▸ STATED PROBLEM
Within the listing below, locate all lines containing the word "CVBS". Copy each one.

▸ DATASET CONTENT

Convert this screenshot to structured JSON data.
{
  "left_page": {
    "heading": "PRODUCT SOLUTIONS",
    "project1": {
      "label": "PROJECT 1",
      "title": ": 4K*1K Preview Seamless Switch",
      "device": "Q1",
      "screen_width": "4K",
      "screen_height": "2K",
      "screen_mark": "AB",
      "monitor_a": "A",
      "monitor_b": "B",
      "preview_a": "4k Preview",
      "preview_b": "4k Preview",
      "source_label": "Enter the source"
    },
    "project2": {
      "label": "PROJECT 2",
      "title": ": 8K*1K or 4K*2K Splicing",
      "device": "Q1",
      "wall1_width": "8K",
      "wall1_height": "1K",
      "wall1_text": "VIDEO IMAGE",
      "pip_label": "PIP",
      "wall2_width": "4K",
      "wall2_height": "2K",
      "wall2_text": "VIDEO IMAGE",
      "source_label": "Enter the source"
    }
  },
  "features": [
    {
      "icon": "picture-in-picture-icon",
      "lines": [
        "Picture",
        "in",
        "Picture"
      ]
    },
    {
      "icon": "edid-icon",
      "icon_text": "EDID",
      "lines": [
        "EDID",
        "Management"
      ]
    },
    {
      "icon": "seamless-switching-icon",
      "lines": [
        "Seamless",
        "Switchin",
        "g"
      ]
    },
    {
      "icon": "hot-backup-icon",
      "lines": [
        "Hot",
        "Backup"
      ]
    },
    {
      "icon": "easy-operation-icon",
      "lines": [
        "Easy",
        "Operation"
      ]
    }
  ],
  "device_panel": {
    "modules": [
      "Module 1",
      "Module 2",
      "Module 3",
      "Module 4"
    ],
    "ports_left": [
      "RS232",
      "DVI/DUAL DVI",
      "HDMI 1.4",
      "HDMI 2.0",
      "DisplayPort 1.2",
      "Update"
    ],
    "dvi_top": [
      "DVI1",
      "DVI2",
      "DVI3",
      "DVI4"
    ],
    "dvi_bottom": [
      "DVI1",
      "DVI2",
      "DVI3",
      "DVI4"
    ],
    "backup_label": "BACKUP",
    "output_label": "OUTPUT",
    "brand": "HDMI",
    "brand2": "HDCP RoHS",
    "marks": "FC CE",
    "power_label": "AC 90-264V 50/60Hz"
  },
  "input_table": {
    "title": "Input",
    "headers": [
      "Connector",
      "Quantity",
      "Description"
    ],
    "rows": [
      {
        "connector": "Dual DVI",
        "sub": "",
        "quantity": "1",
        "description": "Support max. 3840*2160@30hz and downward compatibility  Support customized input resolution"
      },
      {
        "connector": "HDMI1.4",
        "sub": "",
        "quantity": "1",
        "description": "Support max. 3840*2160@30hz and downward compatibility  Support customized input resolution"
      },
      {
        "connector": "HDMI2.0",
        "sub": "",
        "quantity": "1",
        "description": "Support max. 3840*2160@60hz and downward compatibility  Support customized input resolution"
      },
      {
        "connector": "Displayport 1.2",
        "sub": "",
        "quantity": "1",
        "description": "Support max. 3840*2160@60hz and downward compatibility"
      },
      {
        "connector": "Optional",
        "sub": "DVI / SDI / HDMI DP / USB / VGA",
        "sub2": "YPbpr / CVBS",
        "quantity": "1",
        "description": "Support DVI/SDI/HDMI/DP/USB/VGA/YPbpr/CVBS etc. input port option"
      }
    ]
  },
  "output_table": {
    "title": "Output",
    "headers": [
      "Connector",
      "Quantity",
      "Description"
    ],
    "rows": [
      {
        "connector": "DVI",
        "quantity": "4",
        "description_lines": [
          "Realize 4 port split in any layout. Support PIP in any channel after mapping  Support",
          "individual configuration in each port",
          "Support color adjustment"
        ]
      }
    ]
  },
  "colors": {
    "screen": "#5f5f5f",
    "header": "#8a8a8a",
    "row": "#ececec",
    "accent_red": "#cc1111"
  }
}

* * *

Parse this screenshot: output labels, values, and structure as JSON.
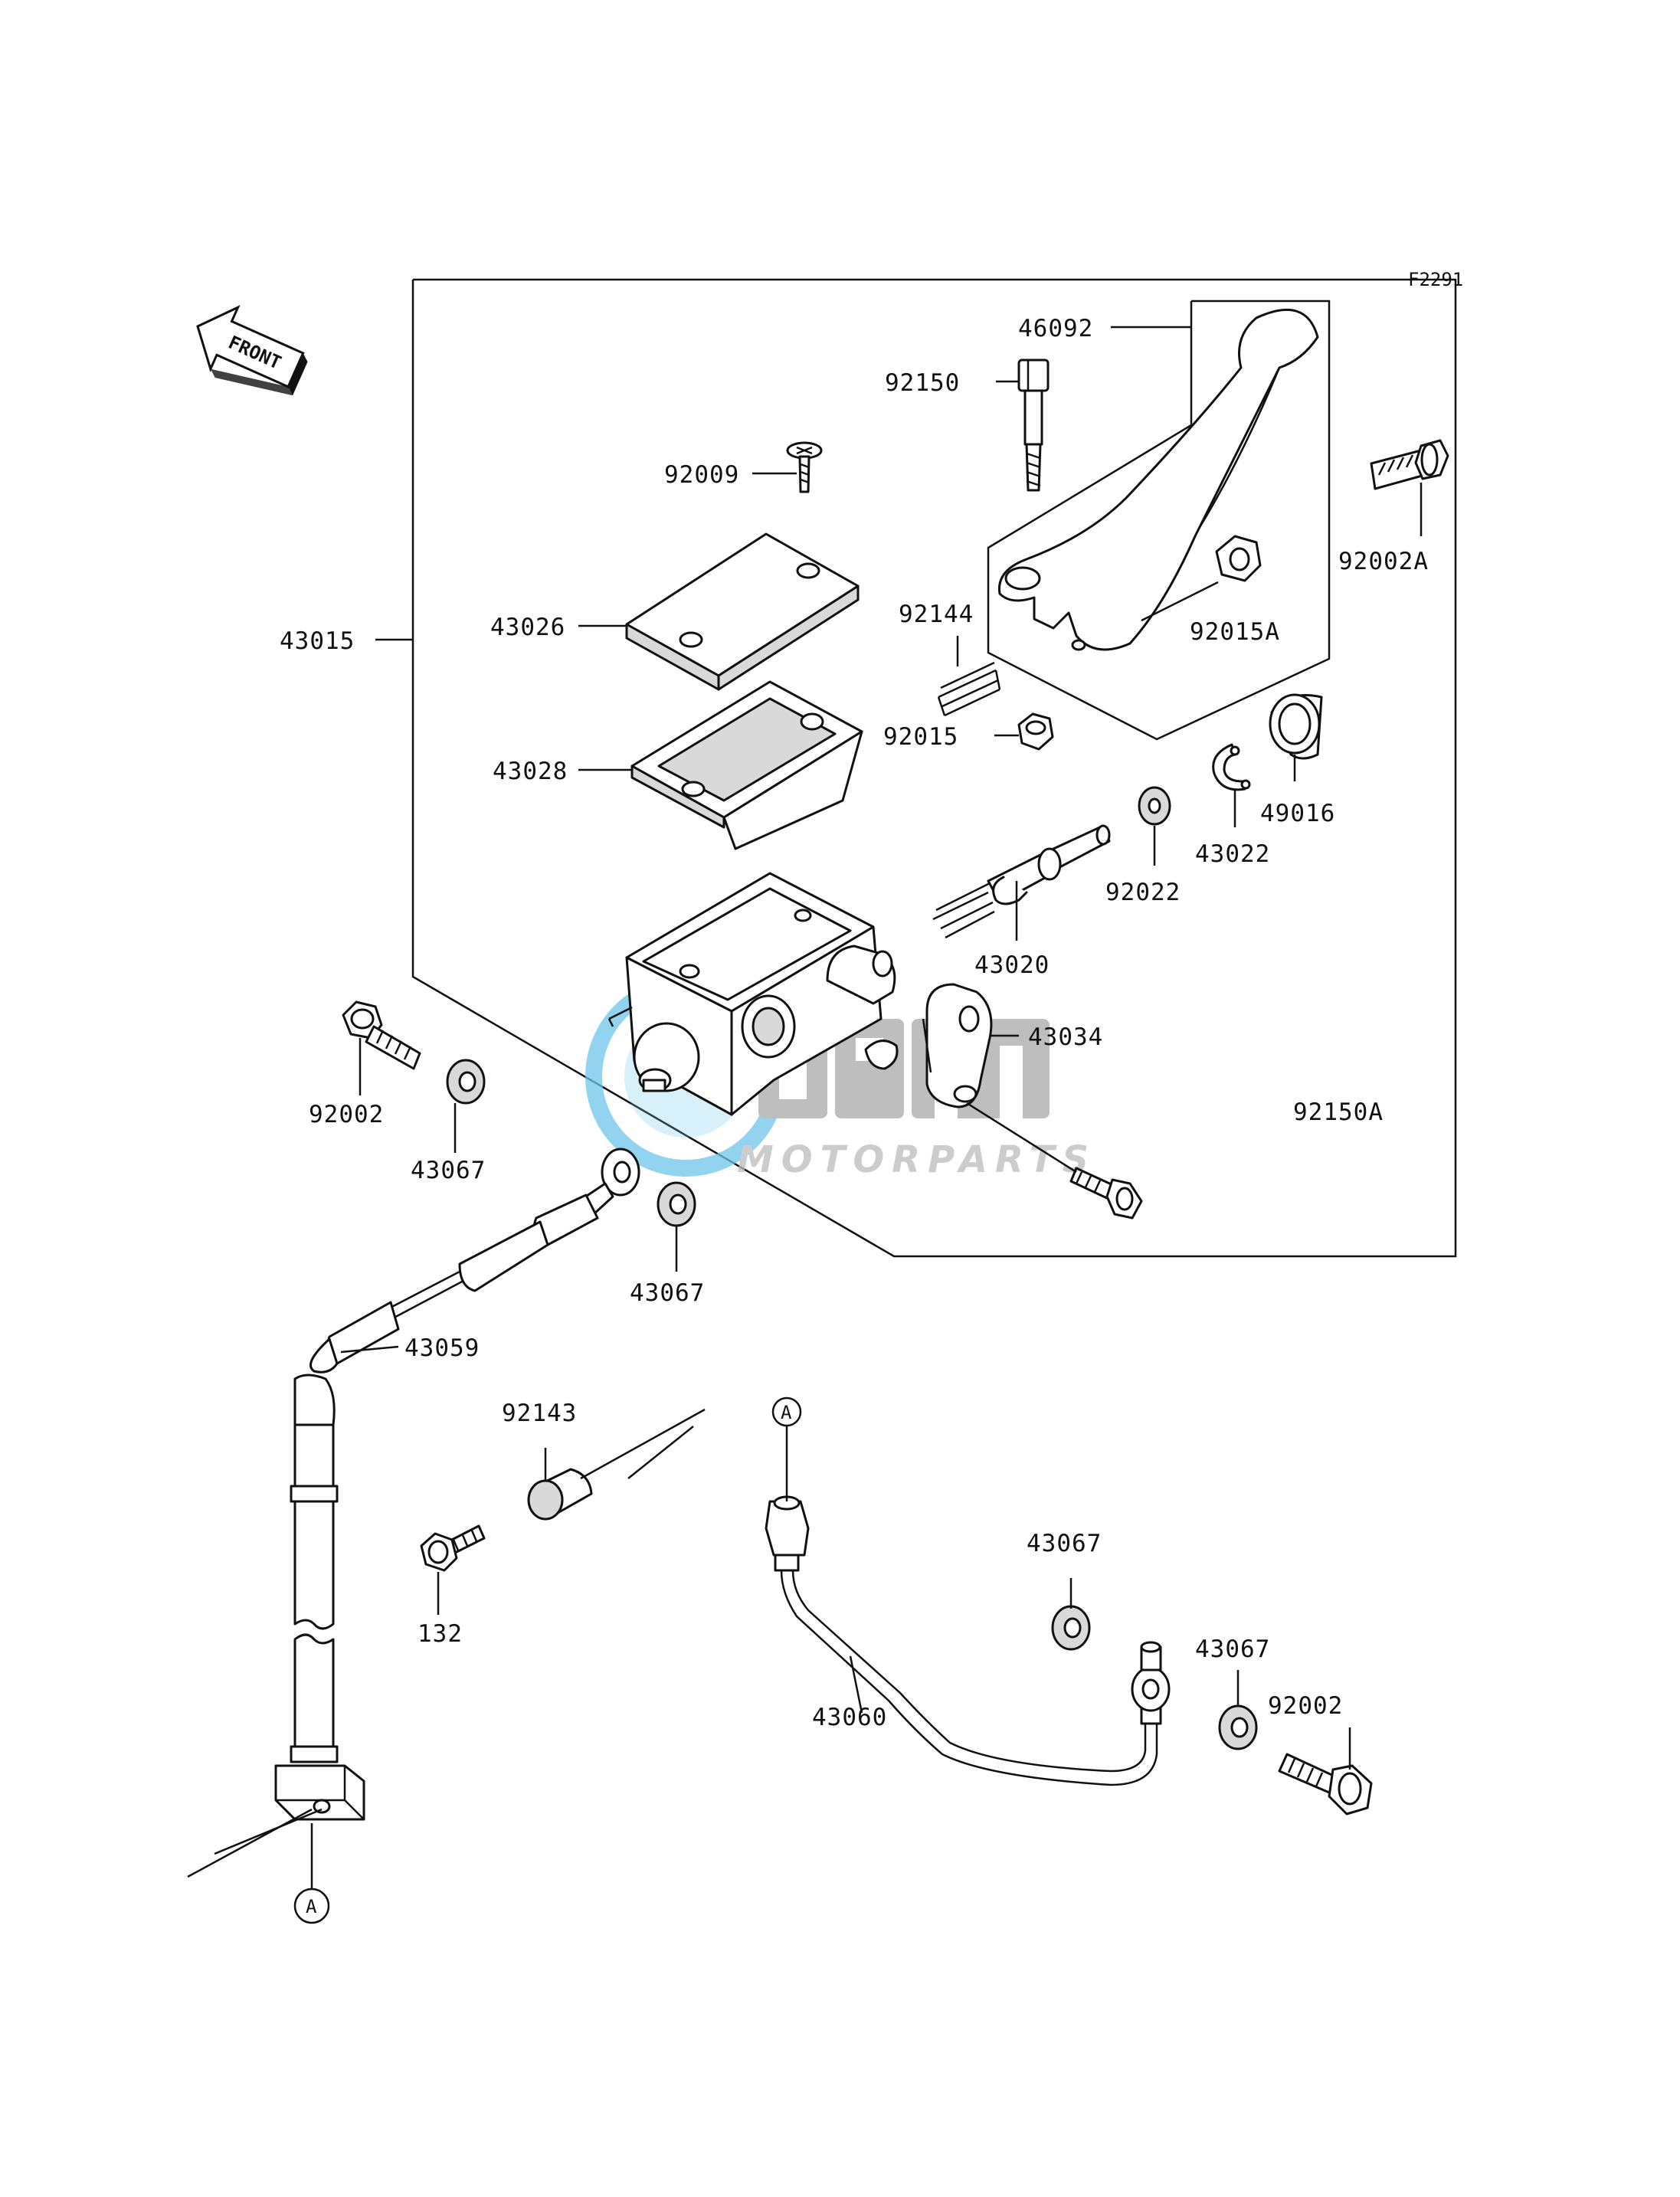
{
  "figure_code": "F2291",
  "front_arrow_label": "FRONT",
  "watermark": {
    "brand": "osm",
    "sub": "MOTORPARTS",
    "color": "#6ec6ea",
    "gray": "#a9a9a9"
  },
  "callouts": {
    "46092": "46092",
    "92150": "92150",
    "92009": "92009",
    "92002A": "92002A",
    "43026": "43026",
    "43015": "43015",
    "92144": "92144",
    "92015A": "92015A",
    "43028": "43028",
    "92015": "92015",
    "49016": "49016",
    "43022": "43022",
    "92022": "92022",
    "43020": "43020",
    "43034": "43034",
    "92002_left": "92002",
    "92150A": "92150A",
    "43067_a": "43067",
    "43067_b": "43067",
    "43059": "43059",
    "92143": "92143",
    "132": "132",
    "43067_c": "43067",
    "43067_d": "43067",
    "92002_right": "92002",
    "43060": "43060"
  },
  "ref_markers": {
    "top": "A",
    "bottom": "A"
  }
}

▸ FINAL RESULT
        "sub2": "YPbpr / CVBS",
        "description": "Support DVI/SDI/HDMI/DP/USB/VGA/YPbpr/CVBS etc. input port option"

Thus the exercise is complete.